__TASK REQUIREMENTS__
Return all lines where the word "عامر" can be found.
* * *
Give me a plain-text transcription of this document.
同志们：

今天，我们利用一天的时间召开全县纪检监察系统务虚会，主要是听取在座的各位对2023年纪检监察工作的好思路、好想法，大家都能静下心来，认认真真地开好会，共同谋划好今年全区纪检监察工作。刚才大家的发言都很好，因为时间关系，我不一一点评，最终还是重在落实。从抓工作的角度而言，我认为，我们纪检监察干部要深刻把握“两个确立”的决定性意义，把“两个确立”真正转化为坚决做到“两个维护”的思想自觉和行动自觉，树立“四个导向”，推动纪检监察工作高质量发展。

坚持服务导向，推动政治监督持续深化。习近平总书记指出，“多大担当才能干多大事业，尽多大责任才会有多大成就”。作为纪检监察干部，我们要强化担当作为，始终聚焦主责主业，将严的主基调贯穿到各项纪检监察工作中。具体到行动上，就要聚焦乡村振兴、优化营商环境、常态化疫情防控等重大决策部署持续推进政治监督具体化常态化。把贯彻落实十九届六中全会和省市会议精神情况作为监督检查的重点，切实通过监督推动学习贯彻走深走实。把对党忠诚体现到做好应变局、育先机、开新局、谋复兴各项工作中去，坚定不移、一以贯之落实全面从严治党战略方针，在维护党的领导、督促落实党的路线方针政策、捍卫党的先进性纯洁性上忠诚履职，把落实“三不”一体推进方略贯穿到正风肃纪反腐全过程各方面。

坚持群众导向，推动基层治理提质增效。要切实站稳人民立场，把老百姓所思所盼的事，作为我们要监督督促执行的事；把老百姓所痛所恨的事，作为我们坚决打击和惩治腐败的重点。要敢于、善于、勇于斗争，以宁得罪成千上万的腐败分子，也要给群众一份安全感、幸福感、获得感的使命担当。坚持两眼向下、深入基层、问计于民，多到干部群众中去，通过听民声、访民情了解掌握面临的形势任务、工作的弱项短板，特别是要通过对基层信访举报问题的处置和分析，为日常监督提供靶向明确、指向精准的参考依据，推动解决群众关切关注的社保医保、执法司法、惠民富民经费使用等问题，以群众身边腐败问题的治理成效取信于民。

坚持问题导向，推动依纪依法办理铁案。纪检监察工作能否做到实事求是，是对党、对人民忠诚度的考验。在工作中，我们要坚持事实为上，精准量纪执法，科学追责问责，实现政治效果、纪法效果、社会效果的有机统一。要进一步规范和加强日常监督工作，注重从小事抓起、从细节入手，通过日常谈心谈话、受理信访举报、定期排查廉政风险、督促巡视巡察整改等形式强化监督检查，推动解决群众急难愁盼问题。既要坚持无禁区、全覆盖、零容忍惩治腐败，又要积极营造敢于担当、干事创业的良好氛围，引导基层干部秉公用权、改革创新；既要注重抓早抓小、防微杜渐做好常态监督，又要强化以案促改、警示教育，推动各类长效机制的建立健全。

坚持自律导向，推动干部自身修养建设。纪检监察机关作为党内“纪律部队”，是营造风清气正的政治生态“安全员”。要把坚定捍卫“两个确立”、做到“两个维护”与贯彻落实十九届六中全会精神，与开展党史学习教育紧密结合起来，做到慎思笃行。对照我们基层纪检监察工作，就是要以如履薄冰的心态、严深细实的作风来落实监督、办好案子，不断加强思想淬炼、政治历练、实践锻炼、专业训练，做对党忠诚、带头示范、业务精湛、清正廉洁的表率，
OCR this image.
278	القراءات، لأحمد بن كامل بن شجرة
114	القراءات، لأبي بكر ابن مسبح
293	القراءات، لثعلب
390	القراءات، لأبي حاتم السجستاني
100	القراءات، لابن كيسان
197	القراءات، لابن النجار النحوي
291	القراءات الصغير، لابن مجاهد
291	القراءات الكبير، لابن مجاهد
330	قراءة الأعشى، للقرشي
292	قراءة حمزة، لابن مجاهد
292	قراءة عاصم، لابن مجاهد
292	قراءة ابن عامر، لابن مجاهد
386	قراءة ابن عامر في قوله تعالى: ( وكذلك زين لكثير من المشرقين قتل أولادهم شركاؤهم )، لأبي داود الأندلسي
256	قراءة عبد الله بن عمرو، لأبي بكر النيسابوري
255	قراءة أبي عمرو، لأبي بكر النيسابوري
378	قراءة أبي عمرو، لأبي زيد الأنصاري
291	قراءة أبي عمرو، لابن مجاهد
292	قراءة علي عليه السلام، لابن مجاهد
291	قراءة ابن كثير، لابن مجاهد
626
* * *
__WRITTEN RESPONSE__
292	قراءة ابن عامر، لابن مجاهد
386	قراءة ابن عامر في قوله تعالى: ( وكذلك زين لكثير من المشرقين قتل أولادهم شركاؤهم )، لأبي داود الأندلسي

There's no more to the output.